▶ **The exercise**: The data must be written out once more, precisely as given.
═══ Records provided
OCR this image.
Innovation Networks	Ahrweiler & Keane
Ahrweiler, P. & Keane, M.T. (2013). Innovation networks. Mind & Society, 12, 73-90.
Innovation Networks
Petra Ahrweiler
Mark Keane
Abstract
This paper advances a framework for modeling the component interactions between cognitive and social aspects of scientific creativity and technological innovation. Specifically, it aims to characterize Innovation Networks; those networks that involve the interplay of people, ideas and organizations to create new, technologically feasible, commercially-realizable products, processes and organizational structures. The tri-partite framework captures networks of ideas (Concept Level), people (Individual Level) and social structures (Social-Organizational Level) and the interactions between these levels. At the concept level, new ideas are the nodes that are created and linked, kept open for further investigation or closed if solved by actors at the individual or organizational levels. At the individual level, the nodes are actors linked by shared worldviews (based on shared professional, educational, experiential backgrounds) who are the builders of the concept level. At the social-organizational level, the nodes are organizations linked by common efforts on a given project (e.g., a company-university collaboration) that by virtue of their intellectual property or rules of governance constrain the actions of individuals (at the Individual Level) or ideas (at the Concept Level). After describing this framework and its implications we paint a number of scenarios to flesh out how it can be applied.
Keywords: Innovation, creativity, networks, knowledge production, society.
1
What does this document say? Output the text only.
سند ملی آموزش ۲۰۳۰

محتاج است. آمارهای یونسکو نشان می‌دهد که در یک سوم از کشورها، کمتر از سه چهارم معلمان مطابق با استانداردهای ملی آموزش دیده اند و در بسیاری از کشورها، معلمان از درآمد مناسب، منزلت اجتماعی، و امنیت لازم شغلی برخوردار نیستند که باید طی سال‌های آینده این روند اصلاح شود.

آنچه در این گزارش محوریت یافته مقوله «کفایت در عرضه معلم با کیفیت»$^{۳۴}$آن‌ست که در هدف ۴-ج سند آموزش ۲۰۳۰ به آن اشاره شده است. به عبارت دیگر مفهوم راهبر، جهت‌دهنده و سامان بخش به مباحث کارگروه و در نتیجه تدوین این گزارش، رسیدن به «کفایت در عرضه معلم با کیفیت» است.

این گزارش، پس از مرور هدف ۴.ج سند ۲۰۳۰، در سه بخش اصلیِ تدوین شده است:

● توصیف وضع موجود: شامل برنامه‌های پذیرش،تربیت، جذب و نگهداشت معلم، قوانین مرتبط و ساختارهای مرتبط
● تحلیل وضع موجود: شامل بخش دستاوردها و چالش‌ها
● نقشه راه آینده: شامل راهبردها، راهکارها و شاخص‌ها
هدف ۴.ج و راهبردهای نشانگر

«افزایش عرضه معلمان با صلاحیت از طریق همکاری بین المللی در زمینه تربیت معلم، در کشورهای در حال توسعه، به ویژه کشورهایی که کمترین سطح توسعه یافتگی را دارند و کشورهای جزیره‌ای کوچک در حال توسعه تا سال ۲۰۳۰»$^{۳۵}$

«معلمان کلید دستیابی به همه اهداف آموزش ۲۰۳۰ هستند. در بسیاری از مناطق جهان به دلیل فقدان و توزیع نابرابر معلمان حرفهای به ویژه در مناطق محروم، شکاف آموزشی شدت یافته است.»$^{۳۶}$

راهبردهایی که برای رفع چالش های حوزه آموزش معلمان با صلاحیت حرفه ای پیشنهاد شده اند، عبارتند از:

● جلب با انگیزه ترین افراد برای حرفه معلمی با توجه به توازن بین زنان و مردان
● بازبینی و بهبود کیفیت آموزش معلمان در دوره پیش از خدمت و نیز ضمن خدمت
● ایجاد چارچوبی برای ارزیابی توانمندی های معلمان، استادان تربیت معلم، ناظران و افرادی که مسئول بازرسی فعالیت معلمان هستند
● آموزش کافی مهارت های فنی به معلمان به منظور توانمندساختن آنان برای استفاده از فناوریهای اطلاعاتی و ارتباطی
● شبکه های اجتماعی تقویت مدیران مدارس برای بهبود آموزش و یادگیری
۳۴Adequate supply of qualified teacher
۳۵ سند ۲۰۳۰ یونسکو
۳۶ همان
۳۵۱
══════
▶ **Output of the task**:
OCR this image.
Innovation Networks	Ahrweiler & Keane
Ahrweiler, P. & Keane, M.T. (2013). Innovation networks. Mind & Society, 12, 73-90.
Innovation Networks
Petra Ahrweiler
Mark Keane
Abstract
This paper advances a framework for modeling the component interactions between cognitive and social aspects of scientific creativity and technological innovation. Specifically, it aims to characterize Innovation Networks; those networks that involve the interplay of people, ideas and organizations to create new, technologically feasible, commercially-realizable products, processes and organizational structures. The tri-partite framework captures networks of ideas (Concept Level), people (Individual Level) and social structures (Social-Organizational Level) and the interactions between these levels. At the concept level, new ideas are the nodes that are created and linked, kept open for further investigation or closed if solved by actors at the individual or organizational levels. At the individual level, the nodes are actors linked by shared worldviews (based on shared professional, educational, experiential backgrounds) who are the builders of the concept level. At the social-organizational level, the nodes are organizations linked by common efforts on a given project (e.g., a company-university collaboration) that by virtue of their intellectual property or rules of governance constrain the actions of individuals (at the Individual Level) or ideas (at the Concept Level). After describing this framework and its implications we paint a number of scenarios to flesh out how it can be applied.
Keywords: Innovation, creativity, networks, knowledge production, society.
1
What does this document say? Output the text only.
سند ملی آموزش ۲۰۳۰

محتاج است. آمارهای یونسکو نشان می‌دهد که در یک سوم از کشورها، کمتر از سه چهارم معلمان مطابق با استانداردهای ملی آموزش دیده اند و در بسیاری از کشورها، معلمان از درآمد مناسب، منزلت اجتماعی، و امنیت لازم شغلی برخوردار نیستند که باید طی سال‌های آینده این روند اصلاح شود.

آنچه در این گزارش محوریت یافته مقوله «کفایت در عرضه معلم با کیفیت»$^{۳۴}$آن‌ست که در هدف ۴-ج سند آموزش ۲۰۳۰ به آن اشاره شده است. به عبارت دیگر مفهوم راهبر، جهت‌دهنده و سامان بخش به مباحث کارگروه و در نتیجه تدوین این گزارش، رسیدن به «کفایت در عرضه معلم با کیفیت» است.

این گزارش، پس از مرور هدف ۴.ج سند ۲۰۳۰، در سه بخش اصلیِ تدوین شده است:

● توصیف وضع موجود: شامل برنامه‌های پذیرش،تربیت، جذب و نگهداشت معلم، قوانین مرتبط و ساختارهای مرتبط
● تحلیل وضع موجود: شامل بخش دستاوردها و چالش‌ها
● نقشه راه آینده: شامل راهبردها، راهکارها و شاخص‌ها
هدف ۴.ج و راهبردهای نشانگر

«افزایش عرضه معلمان با صلاحیت از طریق همکاری بین المللی در زمینه تربیت معلم، در کشورهای در حال توسعه، به ویژه کشورهایی که کمترین سطح توسعه یافتگی را دارند و کشورهای جزیره‌ای کوچک در حال توسعه تا سال ۲۰۳۰»$^{۳۵}$

«معلمان کلید دستیابی به همه اهداف آموزش ۲۰۳۰ هستند. در بسیاری از مناطق جهان به دلیل فقدان و توزیع نابرابر معلمان حرفهای به ویژه در مناطق محروم، شکاف آموزشی شدت یافته است.»$^{۳۶}$

راهبردهایی که برای رفع چالش های حوزه آموزش معلمان با صلاحیت حرفه ای پیشنهاد شده اند، عبارتند از:

● جلب با انگیزه ترین افراد برای حرفه معلمی با توجه به توازن بین زنان و مردان
● بازبینی و بهبود کیفیت آموزش معلمان در دوره پیش از خدمت و نیز ضمن خدمت
● ایجاد چارچوبی برای ارزیابی توانمندی های معلمان، استادان تربیت معلم، ناظران و افرادی که مسئول بازرسی فعالیت معلمان هستند
● آموزش کافی مهارت های فنی به معلمان به منظور توانمندساختن آنان برای استفاده از فناوریهای اطلاعاتی و ارتباطی
● شبکه های اجتماعی تقویت مدیران مدارس برای بهبود آموزش و یادگیری
۳۴Adequate supply of qualified teacher
۳۵ سند ۲۰۳۰ یونسکو
۳۶ همان
۳۵۱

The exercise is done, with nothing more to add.